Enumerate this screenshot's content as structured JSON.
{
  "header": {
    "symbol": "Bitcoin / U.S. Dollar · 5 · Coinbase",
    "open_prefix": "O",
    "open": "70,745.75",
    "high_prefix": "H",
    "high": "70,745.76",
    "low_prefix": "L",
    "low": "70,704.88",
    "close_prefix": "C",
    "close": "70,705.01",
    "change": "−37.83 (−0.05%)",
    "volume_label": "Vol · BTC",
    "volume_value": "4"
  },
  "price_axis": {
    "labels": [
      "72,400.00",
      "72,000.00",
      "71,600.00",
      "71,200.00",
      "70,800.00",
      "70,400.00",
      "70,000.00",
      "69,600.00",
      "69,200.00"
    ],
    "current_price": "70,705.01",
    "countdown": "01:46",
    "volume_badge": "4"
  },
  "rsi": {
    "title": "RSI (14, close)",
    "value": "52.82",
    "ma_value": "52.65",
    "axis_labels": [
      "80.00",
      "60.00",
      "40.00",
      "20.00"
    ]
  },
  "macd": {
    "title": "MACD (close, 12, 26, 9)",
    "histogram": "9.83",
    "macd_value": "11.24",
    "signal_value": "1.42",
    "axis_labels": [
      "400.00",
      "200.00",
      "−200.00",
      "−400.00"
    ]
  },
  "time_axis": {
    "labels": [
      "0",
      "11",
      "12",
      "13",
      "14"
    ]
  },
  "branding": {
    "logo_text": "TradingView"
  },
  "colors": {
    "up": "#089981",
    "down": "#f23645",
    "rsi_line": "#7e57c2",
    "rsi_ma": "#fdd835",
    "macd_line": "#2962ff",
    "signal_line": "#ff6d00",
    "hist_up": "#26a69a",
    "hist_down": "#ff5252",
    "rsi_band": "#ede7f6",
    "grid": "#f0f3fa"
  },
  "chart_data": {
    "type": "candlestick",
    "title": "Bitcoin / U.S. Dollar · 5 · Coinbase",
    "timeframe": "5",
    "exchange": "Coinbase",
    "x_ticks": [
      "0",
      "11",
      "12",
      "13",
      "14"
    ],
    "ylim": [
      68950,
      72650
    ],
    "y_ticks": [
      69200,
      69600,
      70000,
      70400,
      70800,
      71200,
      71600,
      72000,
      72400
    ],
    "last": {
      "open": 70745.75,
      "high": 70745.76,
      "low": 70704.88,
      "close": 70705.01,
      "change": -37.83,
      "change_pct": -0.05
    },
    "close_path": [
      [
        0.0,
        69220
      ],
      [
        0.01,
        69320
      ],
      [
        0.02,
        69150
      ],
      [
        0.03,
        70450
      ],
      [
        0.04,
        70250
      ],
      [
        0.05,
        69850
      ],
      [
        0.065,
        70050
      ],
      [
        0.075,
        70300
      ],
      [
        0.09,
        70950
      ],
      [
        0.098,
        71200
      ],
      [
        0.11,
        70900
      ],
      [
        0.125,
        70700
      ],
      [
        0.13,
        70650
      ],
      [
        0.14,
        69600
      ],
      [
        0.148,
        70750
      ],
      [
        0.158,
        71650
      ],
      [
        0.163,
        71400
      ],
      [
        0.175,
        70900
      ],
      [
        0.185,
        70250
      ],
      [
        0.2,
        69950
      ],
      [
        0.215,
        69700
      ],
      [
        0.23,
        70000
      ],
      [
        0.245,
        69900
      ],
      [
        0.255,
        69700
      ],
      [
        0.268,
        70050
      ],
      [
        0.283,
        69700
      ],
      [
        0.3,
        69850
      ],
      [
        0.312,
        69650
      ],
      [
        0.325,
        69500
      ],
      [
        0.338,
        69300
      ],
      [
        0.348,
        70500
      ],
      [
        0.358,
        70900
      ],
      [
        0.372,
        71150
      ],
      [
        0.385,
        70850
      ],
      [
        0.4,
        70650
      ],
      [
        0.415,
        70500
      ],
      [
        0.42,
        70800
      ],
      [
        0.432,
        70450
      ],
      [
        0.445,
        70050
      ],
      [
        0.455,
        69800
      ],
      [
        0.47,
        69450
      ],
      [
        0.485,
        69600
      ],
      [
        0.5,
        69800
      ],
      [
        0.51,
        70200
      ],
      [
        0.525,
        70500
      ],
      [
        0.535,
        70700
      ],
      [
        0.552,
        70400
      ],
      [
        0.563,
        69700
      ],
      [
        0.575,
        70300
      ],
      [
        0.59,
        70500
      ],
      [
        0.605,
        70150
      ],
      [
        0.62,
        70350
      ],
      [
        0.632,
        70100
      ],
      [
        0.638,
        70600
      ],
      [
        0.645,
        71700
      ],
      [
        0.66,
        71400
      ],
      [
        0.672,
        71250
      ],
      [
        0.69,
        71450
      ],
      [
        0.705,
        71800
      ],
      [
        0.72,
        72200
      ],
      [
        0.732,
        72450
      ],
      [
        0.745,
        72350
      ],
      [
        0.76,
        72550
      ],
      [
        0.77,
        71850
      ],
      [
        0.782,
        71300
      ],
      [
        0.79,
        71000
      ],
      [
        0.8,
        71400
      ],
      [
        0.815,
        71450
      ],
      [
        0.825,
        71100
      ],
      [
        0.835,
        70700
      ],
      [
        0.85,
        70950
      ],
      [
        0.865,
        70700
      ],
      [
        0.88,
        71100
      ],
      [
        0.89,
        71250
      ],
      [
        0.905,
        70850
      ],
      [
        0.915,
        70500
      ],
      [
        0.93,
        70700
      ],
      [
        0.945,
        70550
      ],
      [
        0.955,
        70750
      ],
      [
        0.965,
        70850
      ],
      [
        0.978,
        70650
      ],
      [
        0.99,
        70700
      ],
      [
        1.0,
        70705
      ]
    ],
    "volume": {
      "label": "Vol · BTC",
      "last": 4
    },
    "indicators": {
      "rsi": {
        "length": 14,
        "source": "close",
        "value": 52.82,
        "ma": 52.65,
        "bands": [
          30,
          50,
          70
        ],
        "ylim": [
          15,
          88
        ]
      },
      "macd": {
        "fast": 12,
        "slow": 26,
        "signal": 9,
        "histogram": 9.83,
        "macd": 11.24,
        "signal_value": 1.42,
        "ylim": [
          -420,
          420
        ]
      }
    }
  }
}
------
Repeat the data precisely, line by line.

THE REPLY:
Enumerate this screenshot's content as structured JSON.
{
  "header": {
    "symbol": "Bitcoin / U.S. Dollar · 5 · Coinbase",
    "open_prefix": "O",
    "open": "70,745.75",
    "high_prefix": "H",
    "high": "70,745.76",
    "low_prefix": "L",
    "low": "70,704.88",
    "close_prefix": "C",
    "close": "70,705.01",
    "change": "−37.83 (−0.05%)",
    "volume_label": "Vol · BTC",
    "volume_value": "4"
  },
  "price_axis": {
    "labels": [
      "72,400.00",
      "72,000.00",
      "71,600.00",
      "71,200.00",
      "70,800.00",
      "70,400.00",
      "70,000.00",
      "69,600.00",
      "69,200.00"
    ],
    "current_price": "70,705.01",
    "countdown": "01:46",
    "volume_badge": "4"
  },
  "rsi": {
    "title": "RSI (14, close)",
    "value": "52.82",
    "ma_value": "52.65",
    "axis_labels": [
      "80.00",
      "60.00",
      "40.00",
      "20.00"
    ]
  },
  "macd": {
    "title": "MACD (close, 12, 26, 9)",
    "histogram": "9.83",
    "macd_value": "11.24",
    "signal_value": "1.42",
    "axis_labels": [
      "400.00",
      "200.00",
      "−200.00",
      "−400.00"
    ]
  },
  "time_axis": {
    "labels": [
      "0",
      "11",
      "12",
      "13",
      "14"
    ]
  },
  "branding": {
    "logo_text": "TradingView"
  },
  "colors": {
    "up": "#089981",
    "down": "#f23645",
    "rsi_line": "#7e57c2",
    "rsi_ma": "#fdd835",
    "macd_line": "#2962ff",
    "signal_line": "#ff6d00",
    "hist_up": "#26a69a",
    "hist_down": "#ff5252",
    "rsi_band": "#ede7f6",
    "grid": "#f0f3fa"
  },
  "chart_data": {
    "type": "candlestick",
    "title": "Bitcoin / U.S. Dollar · 5 · Coinbase",
    "timeframe": "5",
    "exchange": "Coinbase",
    "x_ticks": [
      "0",
      "11",
      "12",
      "13",
      "14"
    ],
    "ylim": [
      68950,
      72650
    ],
    "y_ticks": [
      69200,
      69600,
      70000,
      70400,
      70800,
      71200,
      71600,
      72000,
      72400
    ],
    "last": {
      "open": 70745.75,
      "high": 70745.76,
      "low": 70704.88,
      "close": 70705.01,
      "change": -37.83,
      "change_pct": -0.05
    },
    "close_path": [
      [
        0.0,
        69220
      ],
      [
        0.01,
        69320
      ],
      [
        0.02,
        69150
      ],
      [
        0.03,
        70450
      ],
      [
        0.04,
        70250
      ],
      [
        0.05,
        69850
      ],
      [
        0.065,
        70050
      ],
      [
        0.075,
        70300
      ],
      [
        0.09,
        70950
      ],
      [
        0.098,
        71200
      ],
      [
        0.11,
        70900
      ],
      [
        0.125,
        70700
      ],
      [
        0.13,
        70650
      ],
      [
        0.14,
        69600
      ],
      [
        0.148,
        70750
      ],
      [
        0.158,
        71650
      ],
      [
        0.163,
        71400
      ],
      [
        0.175,
        70900
      ],
      [
        0.185,
        70250
      ],
      [
        0.2,
        69950
      ],
      [
        0.215,
        69700
      ],
      [
        0.23,
        70000
      ],
      [
        0.245,
        69900
      ],
      [
        0.255,
        69700
      ],
      [
        0.268,
        70050
      ],
      [
        0.283,
        69700
      ],
      [
        0.3,
        69850
      ],
      [
        0.312,
        69650
      ],
      [
        0.325,
        69500
      ],
      [
        0.338,
        69300
      ],
      [
        0.348,
        70500
      ],
      [
        0.358,
        70900
      ],
      [
        0.372,
        71150
      ],
      [
        0.385,
        70850
      ],
      [
        0.4,
        70650
      ],
      [
        0.415,
        70500
      ],
      [
        0.42,
        70800
      ],
      [
        0.432,
        70450
      ],
      [
        0.445,
        70050
      ],
      [
        0.455,
        69800
      ],
      [
        0.47,
        69450
      ],
      [
        0.485,
        69600
      ],
      [
        0.5,
        69800
      ],
      [
        0.51,
        70200
      ],
      [
        0.525,
        70500
      ],
      [
        0.535,
        70700
      ],
      [
        0.552,
        70400
      ],
      [
        0.563,
        69700
      ],
      [
        0.575,
        70300
      ],
      [
        0.59,
        70500
      ],
      [
        0.605,
        70150
      ],
      [
        0.62,
        70350
      ],
      [
        0.632,
        70100
      ],
      [
        0.638,
        70600
      ],
      [
        0.645,
        71700
      ],
      [
        0.66,
        71400
      ],
      [
        0.672,
        71250
      ],
      [
        0.69,
        71450
      ],
      [
        0.705,
        71800
      ],
      [
        0.72,
        72200
      ],
      [
        0.732,
        72450
      ],
      [
        0.745,
        72350
      ],
      [
        0.76,
        72550
      ],
      [
        0.77,
        71850
      ],
      [
        0.782,
        71300
      ],
      [
        0.79,
        71000
      ],
      [
        0.8,
        71400
      ],
      [
        0.815,
        71450
      ],
      [
        0.825,
        71100
      ],
      [
        0.835,
        70700
      ],
      [
        0.85,
        70950
      ],
      [
        0.865,
        70700
      ],
      [
        0.88,
        71100
      ],
      [
        0.89,
        71250
      ],
      [
        0.905,
        70850
      ],
      [
        0.915,
        70500
      ],
      [
        0.93,
        70700
      ],
      [
        0.945,
        70550
      ],
      [
        0.955,
        70750
      ],
      [
        0.965,
        70850
      ],
      [
        0.978,
        70650
      ],
      [
        0.99,
        70700
      ],
      [
        1.0,
        70705
      ]
    ],
    "volume": {
      "label": "Vol · BTC",
      "last": 4
    },
    "indicators": {
      "rsi": {
        "length": 14,
        "source": "close",
        "value": 52.82,
        "ma": 52.65,
        "bands": [
          30,
          50,
          70
        ],
        "ylim": [
          15,
          88
        ]
      },
      "macd": {
        "fast": 12,
        "slow": 26,
        "signal": 9,
        "histogram": 9.83,
        "macd": 11.24,
        "signal_value": 1.42,
        "ylim": [
          -420,
          420
        ]
      }
    }
  }
}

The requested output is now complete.